_WHAT NEEDS TO BE DONE_
State the number of lines in these records holding "xlabel". Say nothing more.

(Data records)
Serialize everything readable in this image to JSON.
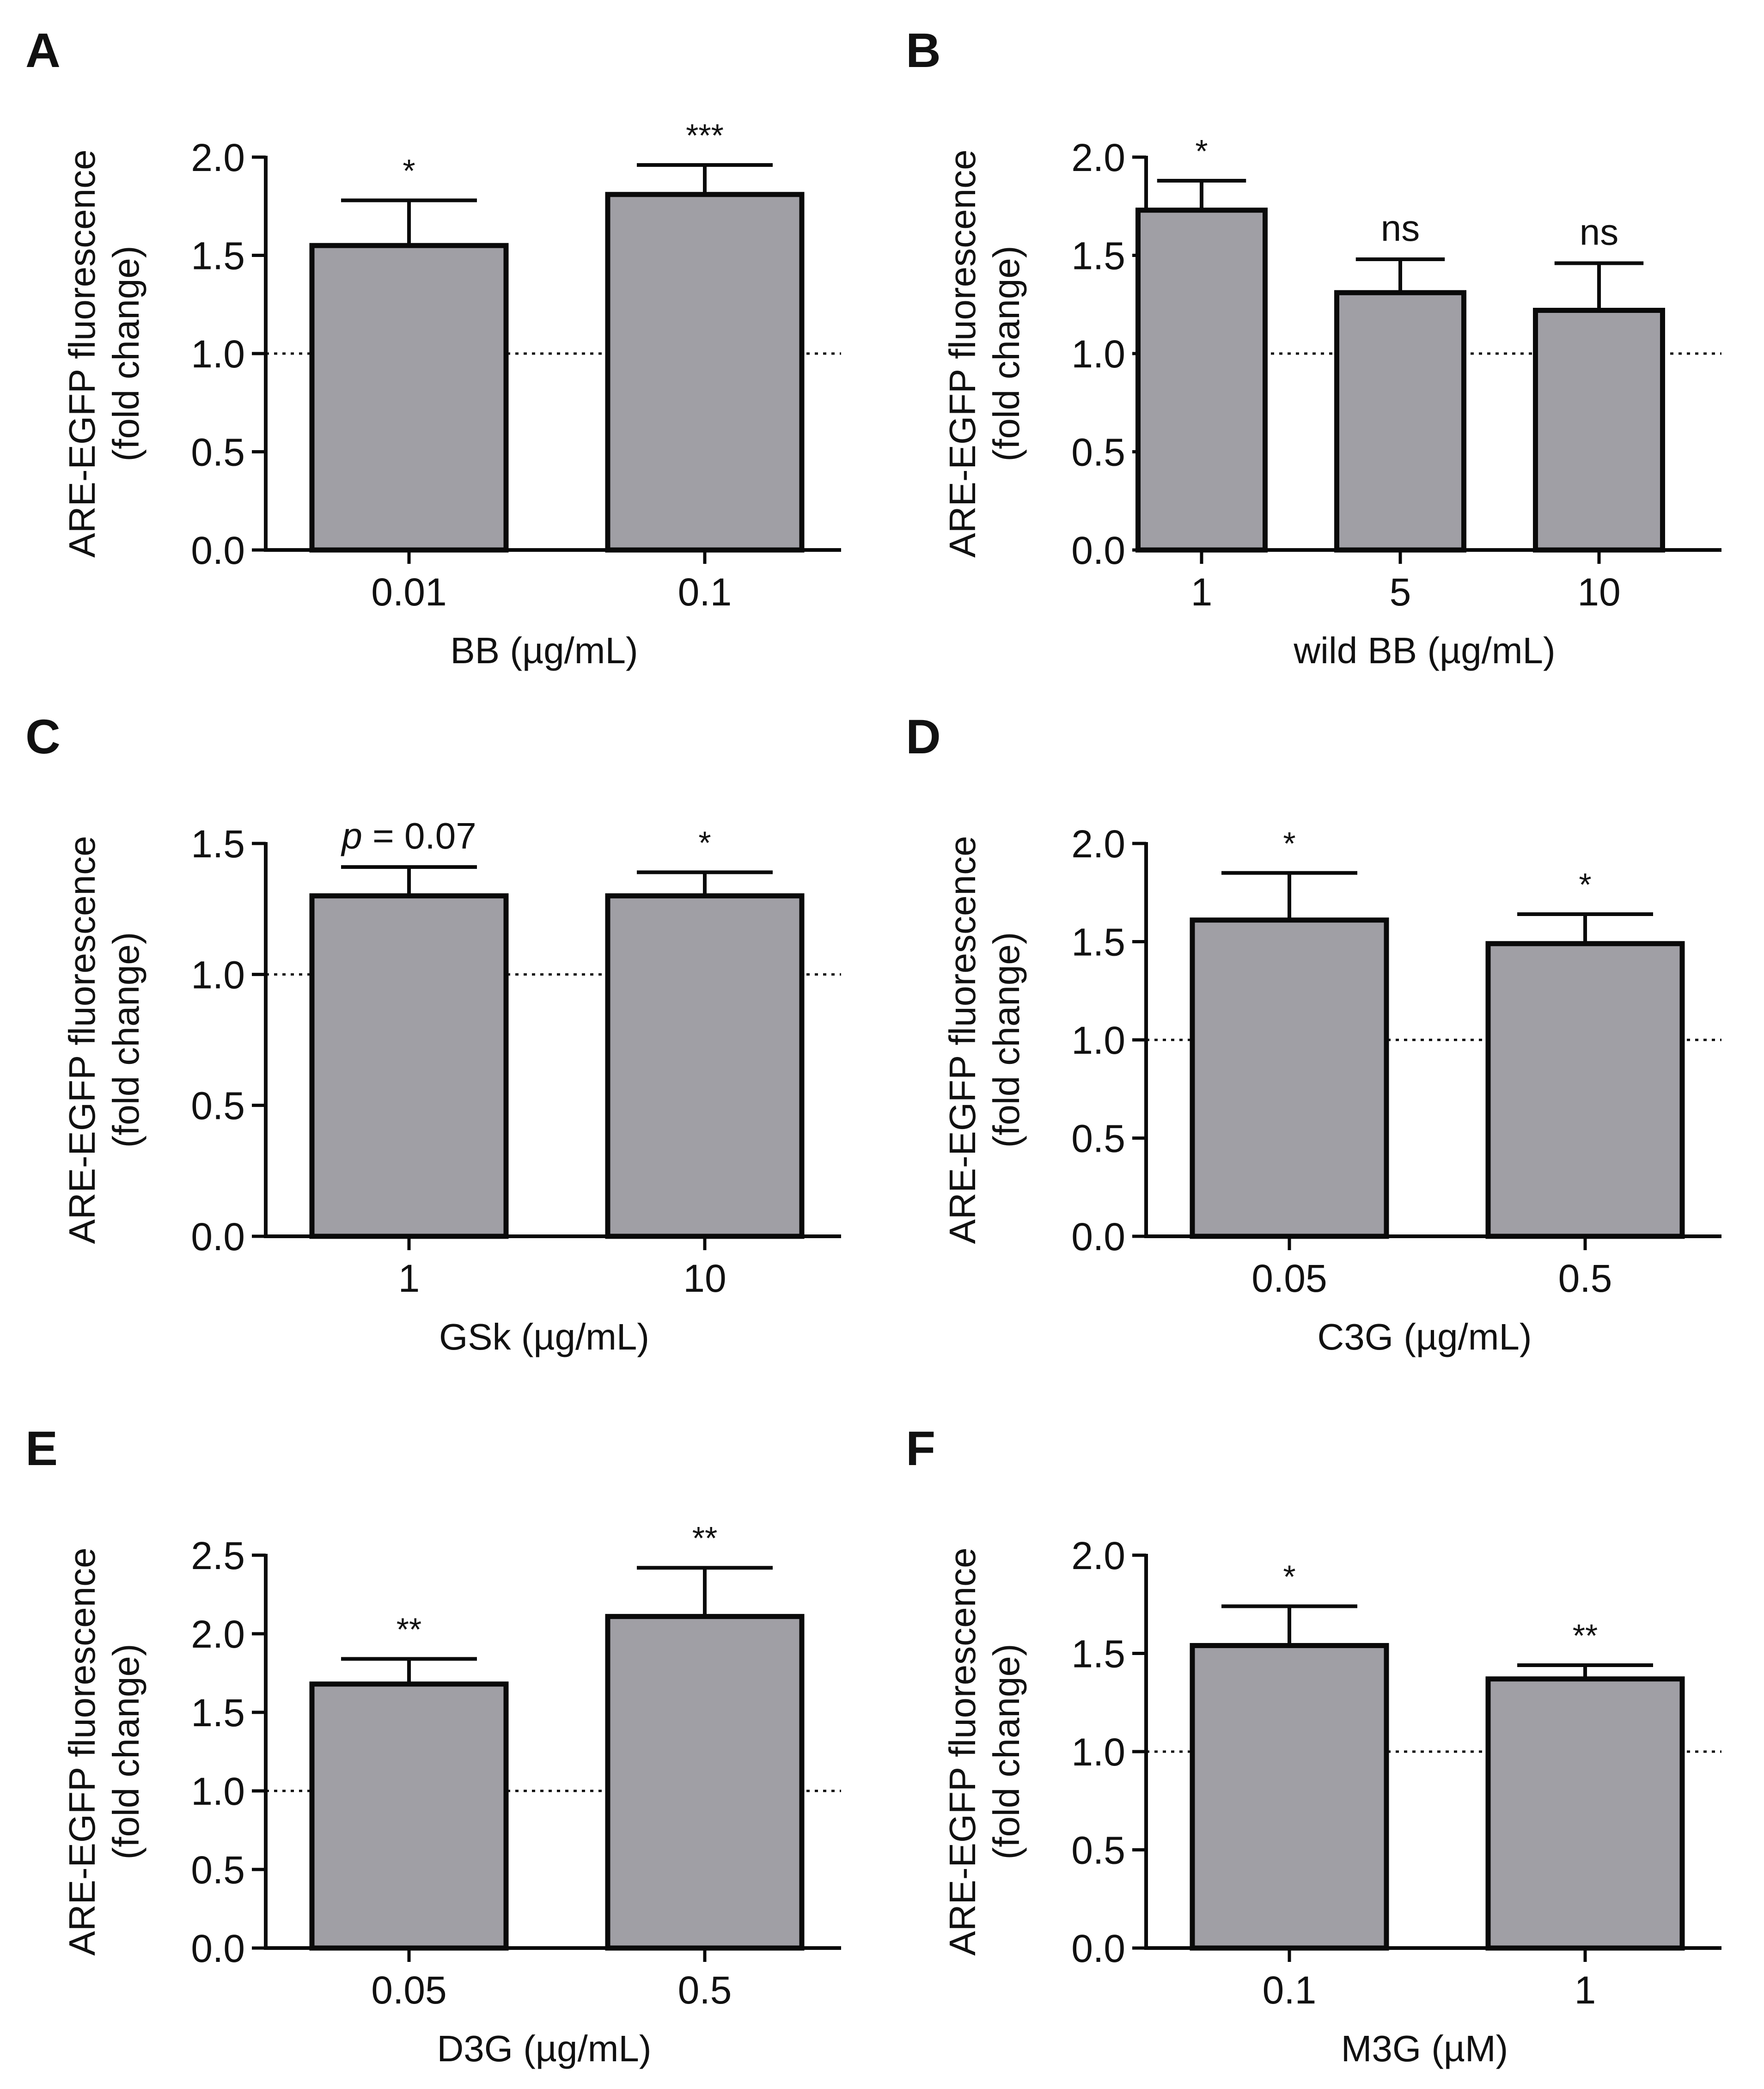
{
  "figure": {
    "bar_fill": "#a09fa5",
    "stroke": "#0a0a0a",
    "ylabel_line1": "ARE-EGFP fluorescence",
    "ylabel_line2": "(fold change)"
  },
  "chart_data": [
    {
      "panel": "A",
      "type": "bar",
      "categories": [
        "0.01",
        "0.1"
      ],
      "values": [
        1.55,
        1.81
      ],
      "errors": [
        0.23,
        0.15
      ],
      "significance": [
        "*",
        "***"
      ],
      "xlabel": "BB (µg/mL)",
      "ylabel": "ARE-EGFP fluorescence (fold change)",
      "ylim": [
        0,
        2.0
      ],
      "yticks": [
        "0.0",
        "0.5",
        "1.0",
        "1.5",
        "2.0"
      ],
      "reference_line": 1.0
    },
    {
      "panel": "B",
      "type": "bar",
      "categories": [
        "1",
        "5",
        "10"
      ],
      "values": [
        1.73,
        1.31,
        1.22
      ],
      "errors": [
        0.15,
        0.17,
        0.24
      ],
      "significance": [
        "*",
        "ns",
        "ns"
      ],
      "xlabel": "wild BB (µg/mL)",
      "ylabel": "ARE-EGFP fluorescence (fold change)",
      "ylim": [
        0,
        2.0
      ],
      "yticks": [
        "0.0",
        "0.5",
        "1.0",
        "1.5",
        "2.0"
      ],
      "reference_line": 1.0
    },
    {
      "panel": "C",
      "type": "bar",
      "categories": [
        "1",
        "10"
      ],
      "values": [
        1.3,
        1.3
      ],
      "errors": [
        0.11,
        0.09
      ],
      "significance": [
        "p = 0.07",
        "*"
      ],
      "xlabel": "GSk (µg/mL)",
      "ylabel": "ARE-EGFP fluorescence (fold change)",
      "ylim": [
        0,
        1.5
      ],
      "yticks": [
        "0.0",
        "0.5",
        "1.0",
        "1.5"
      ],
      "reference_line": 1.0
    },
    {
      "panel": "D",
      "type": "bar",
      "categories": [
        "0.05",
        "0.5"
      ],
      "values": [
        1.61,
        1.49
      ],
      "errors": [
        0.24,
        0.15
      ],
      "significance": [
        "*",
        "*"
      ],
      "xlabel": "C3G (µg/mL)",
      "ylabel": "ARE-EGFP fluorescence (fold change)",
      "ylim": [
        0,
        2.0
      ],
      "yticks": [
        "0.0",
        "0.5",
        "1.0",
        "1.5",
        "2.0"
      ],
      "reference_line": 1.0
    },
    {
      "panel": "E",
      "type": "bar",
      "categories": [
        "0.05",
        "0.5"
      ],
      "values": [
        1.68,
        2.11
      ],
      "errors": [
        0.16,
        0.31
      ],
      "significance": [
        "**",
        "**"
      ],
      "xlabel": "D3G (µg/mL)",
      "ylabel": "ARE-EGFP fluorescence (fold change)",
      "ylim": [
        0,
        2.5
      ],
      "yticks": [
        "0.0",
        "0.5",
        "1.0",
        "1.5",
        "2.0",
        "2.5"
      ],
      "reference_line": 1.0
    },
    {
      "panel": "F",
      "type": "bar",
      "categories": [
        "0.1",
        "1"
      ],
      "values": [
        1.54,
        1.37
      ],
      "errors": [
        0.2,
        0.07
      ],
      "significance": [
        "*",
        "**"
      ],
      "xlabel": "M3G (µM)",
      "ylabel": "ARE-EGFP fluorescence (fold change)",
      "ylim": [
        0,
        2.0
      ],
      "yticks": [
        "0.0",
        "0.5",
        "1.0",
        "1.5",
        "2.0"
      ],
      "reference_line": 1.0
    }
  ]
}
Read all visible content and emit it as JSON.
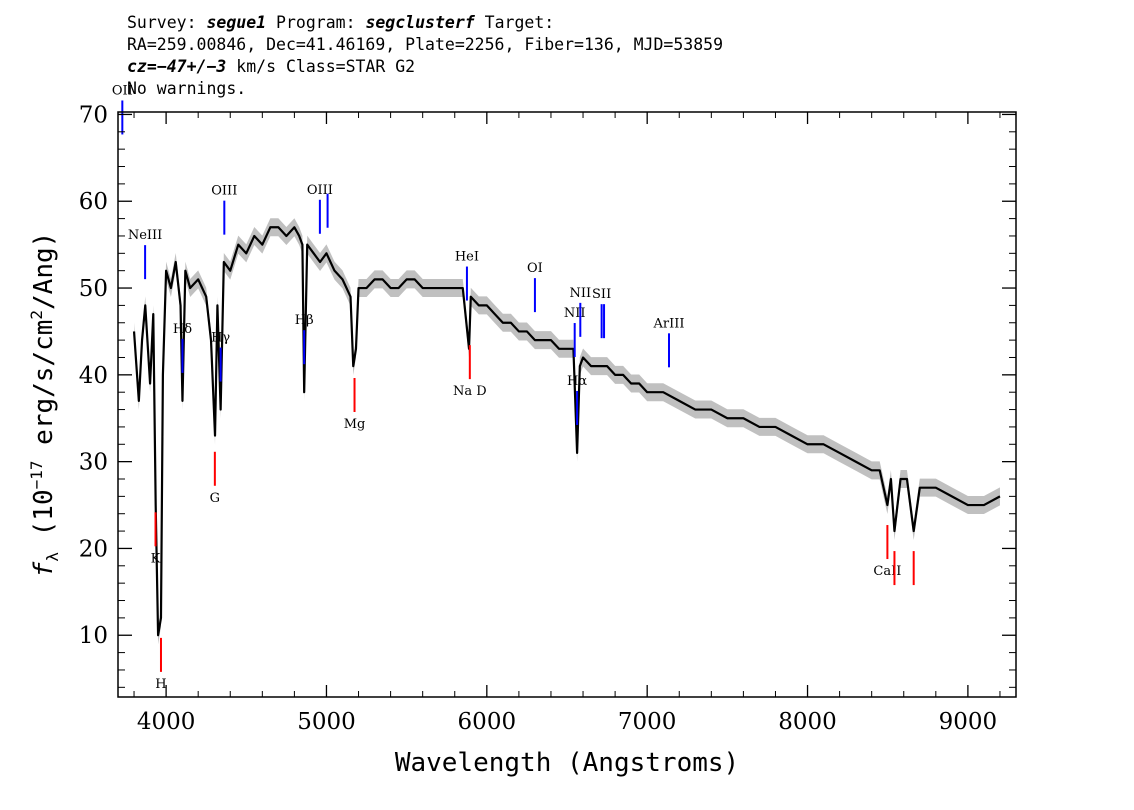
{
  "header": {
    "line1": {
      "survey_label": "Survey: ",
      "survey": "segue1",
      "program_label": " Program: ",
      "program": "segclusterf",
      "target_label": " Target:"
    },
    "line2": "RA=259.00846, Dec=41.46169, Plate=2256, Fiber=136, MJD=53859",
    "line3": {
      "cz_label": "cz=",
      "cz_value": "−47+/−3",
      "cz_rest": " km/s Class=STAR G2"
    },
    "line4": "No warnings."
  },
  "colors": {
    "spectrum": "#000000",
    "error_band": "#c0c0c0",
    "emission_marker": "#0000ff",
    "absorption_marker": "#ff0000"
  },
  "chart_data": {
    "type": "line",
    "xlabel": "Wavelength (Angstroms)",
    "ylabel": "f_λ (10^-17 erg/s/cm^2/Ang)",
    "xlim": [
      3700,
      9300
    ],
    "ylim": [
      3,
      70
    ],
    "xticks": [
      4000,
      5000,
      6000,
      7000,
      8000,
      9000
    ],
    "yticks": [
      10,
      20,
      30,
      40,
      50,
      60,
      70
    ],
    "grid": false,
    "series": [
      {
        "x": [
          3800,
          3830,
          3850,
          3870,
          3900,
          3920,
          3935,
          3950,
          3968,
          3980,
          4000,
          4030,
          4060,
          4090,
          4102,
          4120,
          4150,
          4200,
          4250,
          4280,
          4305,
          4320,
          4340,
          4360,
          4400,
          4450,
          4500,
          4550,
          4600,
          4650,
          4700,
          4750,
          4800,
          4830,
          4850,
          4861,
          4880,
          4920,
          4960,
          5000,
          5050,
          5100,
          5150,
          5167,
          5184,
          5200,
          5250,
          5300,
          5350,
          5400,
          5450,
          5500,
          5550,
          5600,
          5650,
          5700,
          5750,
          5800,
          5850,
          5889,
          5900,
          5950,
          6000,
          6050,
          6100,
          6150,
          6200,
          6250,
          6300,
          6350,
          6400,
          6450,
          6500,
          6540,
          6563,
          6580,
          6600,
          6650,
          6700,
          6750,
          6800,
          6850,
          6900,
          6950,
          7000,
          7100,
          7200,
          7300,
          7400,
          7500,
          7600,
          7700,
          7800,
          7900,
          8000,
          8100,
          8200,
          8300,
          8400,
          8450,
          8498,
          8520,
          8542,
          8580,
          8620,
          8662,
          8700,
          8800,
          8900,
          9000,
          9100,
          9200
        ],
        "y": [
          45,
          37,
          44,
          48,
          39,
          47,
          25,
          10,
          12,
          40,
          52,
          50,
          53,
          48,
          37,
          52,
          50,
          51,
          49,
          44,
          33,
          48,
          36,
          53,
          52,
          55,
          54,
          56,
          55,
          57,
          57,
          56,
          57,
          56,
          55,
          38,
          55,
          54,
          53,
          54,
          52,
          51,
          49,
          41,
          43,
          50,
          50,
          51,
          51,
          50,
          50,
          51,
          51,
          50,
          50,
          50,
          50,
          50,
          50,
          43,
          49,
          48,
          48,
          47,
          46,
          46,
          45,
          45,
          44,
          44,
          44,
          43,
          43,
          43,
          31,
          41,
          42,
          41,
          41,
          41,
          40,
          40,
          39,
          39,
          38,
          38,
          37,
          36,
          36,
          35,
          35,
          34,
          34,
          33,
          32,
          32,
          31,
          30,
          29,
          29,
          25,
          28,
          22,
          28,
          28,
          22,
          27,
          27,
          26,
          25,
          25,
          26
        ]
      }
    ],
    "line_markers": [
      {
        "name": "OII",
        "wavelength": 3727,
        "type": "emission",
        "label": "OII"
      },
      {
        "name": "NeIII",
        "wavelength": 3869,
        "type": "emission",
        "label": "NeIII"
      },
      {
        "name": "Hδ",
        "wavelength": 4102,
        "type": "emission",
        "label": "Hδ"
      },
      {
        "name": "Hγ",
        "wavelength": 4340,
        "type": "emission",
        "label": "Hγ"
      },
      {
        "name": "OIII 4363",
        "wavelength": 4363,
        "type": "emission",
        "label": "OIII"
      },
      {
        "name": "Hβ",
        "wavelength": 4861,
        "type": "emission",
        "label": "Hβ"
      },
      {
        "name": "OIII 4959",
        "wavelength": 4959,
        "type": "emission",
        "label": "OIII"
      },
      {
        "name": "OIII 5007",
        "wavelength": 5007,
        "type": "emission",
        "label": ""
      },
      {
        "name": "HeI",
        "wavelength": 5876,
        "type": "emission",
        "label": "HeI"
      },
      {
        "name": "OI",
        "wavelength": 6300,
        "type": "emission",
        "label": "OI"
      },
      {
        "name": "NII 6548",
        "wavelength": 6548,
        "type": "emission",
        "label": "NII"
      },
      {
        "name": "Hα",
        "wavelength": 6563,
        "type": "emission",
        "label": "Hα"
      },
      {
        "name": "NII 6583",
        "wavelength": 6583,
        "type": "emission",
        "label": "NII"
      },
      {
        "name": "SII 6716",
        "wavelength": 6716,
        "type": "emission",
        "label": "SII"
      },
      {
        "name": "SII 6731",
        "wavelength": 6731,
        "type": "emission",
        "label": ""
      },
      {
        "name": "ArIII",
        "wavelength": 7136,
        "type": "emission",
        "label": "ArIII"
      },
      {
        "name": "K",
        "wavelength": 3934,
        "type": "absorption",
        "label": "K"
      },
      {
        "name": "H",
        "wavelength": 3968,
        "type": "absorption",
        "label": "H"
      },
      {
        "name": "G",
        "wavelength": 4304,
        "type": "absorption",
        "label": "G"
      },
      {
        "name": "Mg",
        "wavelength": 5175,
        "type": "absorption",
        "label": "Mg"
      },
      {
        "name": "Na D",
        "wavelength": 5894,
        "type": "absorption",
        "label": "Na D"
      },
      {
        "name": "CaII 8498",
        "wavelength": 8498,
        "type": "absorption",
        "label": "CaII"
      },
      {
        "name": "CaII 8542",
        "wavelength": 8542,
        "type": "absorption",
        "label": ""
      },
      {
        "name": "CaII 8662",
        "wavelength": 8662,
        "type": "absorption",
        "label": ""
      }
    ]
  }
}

_WRITTEN REPLY_
7